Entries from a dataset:
• • • • •
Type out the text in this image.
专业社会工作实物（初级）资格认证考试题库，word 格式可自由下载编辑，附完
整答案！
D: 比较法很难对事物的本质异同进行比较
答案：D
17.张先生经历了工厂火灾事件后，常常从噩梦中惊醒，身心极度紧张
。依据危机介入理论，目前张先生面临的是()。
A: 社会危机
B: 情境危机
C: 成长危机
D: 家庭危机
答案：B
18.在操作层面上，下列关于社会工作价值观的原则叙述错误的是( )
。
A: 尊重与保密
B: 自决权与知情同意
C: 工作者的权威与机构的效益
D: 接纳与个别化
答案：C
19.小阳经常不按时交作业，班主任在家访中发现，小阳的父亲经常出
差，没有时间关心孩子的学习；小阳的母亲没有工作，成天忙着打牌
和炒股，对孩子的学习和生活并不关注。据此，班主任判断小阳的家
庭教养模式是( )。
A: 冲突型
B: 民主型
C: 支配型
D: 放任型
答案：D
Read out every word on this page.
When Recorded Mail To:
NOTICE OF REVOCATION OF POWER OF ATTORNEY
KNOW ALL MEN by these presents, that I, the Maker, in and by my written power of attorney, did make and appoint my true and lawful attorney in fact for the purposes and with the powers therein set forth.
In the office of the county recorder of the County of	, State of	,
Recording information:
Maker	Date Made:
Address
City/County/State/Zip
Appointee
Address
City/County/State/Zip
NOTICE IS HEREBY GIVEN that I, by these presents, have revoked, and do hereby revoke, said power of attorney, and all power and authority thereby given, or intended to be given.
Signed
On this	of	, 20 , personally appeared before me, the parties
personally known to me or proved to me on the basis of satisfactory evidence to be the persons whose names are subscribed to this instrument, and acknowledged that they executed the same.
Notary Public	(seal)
• • • • •
Select the lines from the entries that include the word "this".

Type out the text in this image.
Read out every word on this page.
On this	of	, 20 , personally appeared before me, the parties
personally known to me or proved to me on the basis of satisfactory evidence to be the persons whose names are subscribed to this instrument, and acknowledged that they executed the same.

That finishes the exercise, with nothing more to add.